### Record extracts
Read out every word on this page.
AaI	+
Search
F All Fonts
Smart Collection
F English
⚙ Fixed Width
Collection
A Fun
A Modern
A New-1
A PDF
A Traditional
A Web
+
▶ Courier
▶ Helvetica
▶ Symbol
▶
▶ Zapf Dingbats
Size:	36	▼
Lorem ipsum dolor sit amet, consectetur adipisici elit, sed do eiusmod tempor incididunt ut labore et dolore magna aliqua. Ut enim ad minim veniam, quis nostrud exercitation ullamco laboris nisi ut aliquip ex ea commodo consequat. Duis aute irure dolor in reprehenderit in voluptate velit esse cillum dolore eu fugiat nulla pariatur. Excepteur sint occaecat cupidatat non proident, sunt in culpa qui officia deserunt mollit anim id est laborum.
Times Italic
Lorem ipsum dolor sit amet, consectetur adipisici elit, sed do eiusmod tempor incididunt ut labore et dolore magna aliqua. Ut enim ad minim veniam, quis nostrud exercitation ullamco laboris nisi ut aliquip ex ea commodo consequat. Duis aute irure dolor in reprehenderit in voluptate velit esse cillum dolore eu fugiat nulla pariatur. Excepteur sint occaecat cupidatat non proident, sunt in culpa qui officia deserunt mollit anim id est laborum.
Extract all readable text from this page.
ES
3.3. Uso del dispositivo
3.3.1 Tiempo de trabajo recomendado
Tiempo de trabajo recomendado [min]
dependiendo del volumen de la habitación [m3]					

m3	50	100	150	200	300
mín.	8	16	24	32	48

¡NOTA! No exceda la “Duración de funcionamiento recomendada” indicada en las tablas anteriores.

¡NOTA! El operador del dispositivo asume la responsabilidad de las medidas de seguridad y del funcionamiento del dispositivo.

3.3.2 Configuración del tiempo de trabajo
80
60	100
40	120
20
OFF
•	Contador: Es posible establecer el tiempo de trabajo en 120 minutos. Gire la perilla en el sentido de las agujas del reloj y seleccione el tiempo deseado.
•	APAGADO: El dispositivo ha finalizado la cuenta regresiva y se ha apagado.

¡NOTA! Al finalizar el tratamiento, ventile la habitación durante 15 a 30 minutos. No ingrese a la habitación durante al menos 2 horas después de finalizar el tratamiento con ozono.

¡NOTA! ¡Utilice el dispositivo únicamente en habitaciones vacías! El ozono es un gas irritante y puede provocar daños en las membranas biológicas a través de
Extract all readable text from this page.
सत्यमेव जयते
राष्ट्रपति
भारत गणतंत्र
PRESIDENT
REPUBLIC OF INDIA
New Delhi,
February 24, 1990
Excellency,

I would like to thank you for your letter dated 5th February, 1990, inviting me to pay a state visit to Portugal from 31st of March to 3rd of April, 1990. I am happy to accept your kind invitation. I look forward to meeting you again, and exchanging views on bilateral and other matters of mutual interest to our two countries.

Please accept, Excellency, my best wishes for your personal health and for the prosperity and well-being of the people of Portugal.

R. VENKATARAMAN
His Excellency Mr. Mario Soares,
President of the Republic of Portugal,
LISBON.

### Task prompt
Repeat every entry exactly, please.

### Written response
Read out every word on this page.
AaI	+
Search
F All Fonts
Smart Collection
F English
⚙ Fixed Width
Collection
A Fun
A Modern
A New-1
A PDF
A Traditional
A Web
+
▶ Courier
▶ Helvetica
▶ Symbol
▶
▶ Zapf Dingbats
Size:	36	▼
Lorem ipsum dolor sit amet, consectetur adipisici elit, sed do eiusmod tempor incididunt ut labore et dolore magna aliqua. Ut enim ad minim veniam, quis nostrud exercitation ullamco laboris nisi ut aliquip ex ea commodo consequat. Duis aute irure dolor in reprehenderit in voluptate velit esse cillum dolore eu fugiat nulla pariatur. Excepteur sint occaecat cupidatat non proident, sunt in culpa qui officia deserunt mollit anim id est laborum.
Times Italic
Lorem ipsum dolor sit amet, consectetur adipisici elit, sed do eiusmod tempor incididunt ut labore et dolore magna aliqua. Ut enim ad minim veniam, quis nostrud exercitation ullamco laboris nisi ut aliquip ex ea commodo consequat. Duis aute irure dolor in reprehenderit in voluptate velit esse cillum dolore eu fugiat nulla pariatur. Excepteur sint occaecat cupidatat non proident, sunt in culpa qui officia deserunt mollit anim id est laborum.
Extract all readable text from this page.
ES
3.3. Uso del dispositivo
3.3.1 Tiempo de trabajo recomendado
Tiempo de trabajo recomendado [min]
dependiendo del volumen de la habitación [m3]					

m3	50	100	150	200	300
mín.	8	16	24	32	48

¡NOTA! No exceda la “Duración de funcionamiento recomendada” indicada en las tablas anteriores.

¡NOTA! El operador del dispositivo asume la responsabilidad de las medidas de seguridad y del funcionamiento del dispositivo.

3.3.2 Configuración del tiempo de trabajo
80
60	100
40	120
20
OFF
•	Contador: Es posible establecer el tiempo de trabajo en 120 minutos. Gire la perilla en el sentido de las agujas del reloj y seleccione el tiempo deseado.
•	APAGADO: El dispositivo ha finalizado la cuenta regresiva y se ha apagado.

¡NOTA! Al finalizar el tratamiento, ventile la habitación durante 15 a 30 minutos. No ingrese a la habitación durante al menos 2 horas después de finalizar el tratamiento con ozono.

¡NOTA! ¡Utilice el dispositivo únicamente en habitaciones vacías! El ozono es un gas irritante y puede provocar daños en las membranas biológicas a través de
Extract all readable text from this page.
सत्यमेव जयते
राष्ट्रपति
भारत गणतंत्र
PRESIDENT
REPUBLIC OF INDIA
New Delhi,
February 24, 1990
Excellency,

I would like to thank you for your letter dated 5th February, 1990, inviting me to pay a state visit to Portugal from 31st of March to 3rd of April, 1990. I am happy to accept your kind invitation. I look forward to meeting you again, and exchanging views on bilateral and other matters of mutual interest to our two countries.

Please accept, Excellency, my best wishes for your personal health and for the prosperity and well-being of the people of Portugal.

R. VENKATARAMAN
His Excellency Mr. Mario Soares,
President of the Republic of Portugal,
LISBON.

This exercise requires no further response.